WHAT YOU ARE ASKED TO DO: Each entry must appear again exactly as it does in the source.

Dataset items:
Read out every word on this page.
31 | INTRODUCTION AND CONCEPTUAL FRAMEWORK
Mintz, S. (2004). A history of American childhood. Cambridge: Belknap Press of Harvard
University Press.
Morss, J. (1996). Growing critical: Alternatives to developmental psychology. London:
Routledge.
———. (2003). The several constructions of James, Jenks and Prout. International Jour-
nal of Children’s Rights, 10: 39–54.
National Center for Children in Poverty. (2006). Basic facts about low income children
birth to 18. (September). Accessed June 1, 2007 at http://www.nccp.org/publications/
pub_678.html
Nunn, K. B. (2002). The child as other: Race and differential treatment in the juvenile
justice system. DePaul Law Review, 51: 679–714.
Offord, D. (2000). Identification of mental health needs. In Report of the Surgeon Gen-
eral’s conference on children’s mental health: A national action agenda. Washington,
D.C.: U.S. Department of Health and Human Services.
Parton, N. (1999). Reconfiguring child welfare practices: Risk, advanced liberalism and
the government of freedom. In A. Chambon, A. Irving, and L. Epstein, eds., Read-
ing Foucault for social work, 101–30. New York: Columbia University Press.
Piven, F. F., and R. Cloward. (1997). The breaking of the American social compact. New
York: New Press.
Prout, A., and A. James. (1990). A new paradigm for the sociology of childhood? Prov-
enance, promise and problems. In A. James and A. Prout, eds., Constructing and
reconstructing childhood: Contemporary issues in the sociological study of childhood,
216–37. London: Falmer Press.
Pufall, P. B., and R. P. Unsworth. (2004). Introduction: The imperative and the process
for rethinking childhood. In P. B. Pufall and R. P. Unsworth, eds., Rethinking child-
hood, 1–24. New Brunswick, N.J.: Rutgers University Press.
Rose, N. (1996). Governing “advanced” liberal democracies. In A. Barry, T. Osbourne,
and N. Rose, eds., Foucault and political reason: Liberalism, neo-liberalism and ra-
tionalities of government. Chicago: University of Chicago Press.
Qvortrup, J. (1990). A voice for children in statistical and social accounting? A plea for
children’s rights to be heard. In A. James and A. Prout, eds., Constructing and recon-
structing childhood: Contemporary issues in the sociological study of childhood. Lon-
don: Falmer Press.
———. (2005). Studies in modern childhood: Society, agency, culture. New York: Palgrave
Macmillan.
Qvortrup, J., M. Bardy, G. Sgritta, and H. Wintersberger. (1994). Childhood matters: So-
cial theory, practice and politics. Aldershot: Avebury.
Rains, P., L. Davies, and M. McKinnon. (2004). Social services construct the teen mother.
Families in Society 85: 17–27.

CORRECT ANSWER:
Read out every word on this page.
31 | INTRODUCTION AND CONCEPTUAL FRAMEWORK
Mintz, S. (2004). A history of American childhood. Cambridge: Belknap Press of Harvard
University Press.
Morss, J. (1996). Growing critical: Alternatives to developmental psychology. London:
Routledge.
———. (2003). The several constructions of James, Jenks and Prout. International Jour-
nal of Children’s Rights, 10: 39–54.
National Center for Children in Poverty. (2006). Basic facts about low income children
birth to 18. (September). Accessed June 1, 2007 at http://www.nccp.org/publications/
pub_678.html
Nunn, K. B. (2002). The child as other: Race and differential treatment in the juvenile
justice system. DePaul Law Review, 51: 679–714.
Offord, D. (2000). Identification of mental health needs. In Report of the Surgeon Gen-
eral’s conference on children’s mental health: A national action agenda. Washington,
D.C.: U.S. Department of Health and Human Services.
Parton, N. (1999). Reconfiguring child welfare practices: Risk, advanced liberalism and
the government of freedom. In A. Chambon, A. Irving, and L. Epstein, eds., Read-
ing Foucault for social work, 101–30. New York: Columbia University Press.
Piven, F. F., and R. Cloward. (1997). The breaking of the American social compact. New
York: New Press.
Prout, A., and A. James. (1990). A new paradigm for the sociology of childhood? Prov-
enance, promise and problems. In A. James and A. Prout, eds., Constructing and
reconstructing childhood: Contemporary issues in the sociological study of childhood,
216–37. London: Falmer Press.
Pufall, P. B., and R. P. Unsworth. (2004). Introduction: The imperative and the process
for rethinking childhood. In P. B. Pufall and R. P. Unsworth, eds., Rethinking child-
hood, 1–24. New Brunswick, N.J.: Rutgers University Press.
Rose, N. (1996). Governing “advanced” liberal democracies. In A. Barry, T. Osbourne,
and N. Rose, eds., Foucault and political reason: Liberalism, neo-liberalism and ra-
tionalities of government. Chicago: University of Chicago Press.
Qvortrup, J. (1990). A voice for children in statistical and social accounting? A plea for
children’s rights to be heard. In A. James and A. Prout, eds., Constructing and recon-
structing childhood: Contemporary issues in the sociological study of childhood. Lon-
don: Falmer Press.
———. (2005). Studies in modern childhood: Society, agency, culture. New York: Palgrave
Macmillan.
Qvortrup, J., M. Bardy, G. Sgritta, and H. Wintersberger. (1994). Childhood matters: So-
cial theory, practice and politics. Aldershot: Avebury.
Rains, P., L. Davies, and M. McKinnon. (2004). Social services construct the teen mother.
Families in Society 85: 17–27.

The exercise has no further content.